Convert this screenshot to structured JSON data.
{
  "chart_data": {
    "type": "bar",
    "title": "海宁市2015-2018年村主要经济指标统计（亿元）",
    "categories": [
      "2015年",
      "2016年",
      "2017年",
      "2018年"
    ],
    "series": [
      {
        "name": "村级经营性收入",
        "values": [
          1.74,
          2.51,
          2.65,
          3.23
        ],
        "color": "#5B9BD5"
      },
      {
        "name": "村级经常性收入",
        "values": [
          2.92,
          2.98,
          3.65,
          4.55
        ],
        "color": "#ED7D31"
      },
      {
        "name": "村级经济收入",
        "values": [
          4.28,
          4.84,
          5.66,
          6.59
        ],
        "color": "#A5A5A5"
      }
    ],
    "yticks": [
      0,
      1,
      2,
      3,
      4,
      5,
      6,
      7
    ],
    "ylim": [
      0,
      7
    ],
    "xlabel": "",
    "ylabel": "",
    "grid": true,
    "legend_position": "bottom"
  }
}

--

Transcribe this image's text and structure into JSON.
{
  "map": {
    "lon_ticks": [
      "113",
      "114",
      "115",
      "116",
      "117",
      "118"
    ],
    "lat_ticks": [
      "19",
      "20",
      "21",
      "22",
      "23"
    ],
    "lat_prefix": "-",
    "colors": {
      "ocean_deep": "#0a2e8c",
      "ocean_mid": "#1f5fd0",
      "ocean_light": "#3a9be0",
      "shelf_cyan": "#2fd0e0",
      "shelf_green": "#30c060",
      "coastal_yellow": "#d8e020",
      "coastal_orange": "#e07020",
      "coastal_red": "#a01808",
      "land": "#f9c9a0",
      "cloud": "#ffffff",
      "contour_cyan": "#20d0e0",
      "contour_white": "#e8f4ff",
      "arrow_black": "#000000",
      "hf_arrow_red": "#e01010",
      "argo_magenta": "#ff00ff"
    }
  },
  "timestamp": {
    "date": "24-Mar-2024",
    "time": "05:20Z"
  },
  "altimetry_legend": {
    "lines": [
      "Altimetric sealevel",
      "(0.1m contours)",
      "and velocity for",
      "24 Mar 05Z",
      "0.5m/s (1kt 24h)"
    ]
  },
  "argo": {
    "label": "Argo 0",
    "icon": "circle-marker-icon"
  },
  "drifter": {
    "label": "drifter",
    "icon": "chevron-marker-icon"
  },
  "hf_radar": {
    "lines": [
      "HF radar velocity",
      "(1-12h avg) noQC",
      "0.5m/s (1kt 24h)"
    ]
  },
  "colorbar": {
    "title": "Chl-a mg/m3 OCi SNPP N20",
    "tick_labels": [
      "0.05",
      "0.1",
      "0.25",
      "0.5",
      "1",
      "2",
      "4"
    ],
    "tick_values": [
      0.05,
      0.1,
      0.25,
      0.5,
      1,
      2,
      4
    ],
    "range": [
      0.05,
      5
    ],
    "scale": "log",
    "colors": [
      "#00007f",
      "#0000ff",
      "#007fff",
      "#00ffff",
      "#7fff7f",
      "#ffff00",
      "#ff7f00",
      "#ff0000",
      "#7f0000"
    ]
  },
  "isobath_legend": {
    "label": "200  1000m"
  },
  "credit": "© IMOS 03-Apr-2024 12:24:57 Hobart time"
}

▶ [What to produce]
Each line above that includes "JSON" counts once; state the total and nothing more.

▶ [Expected answer]
2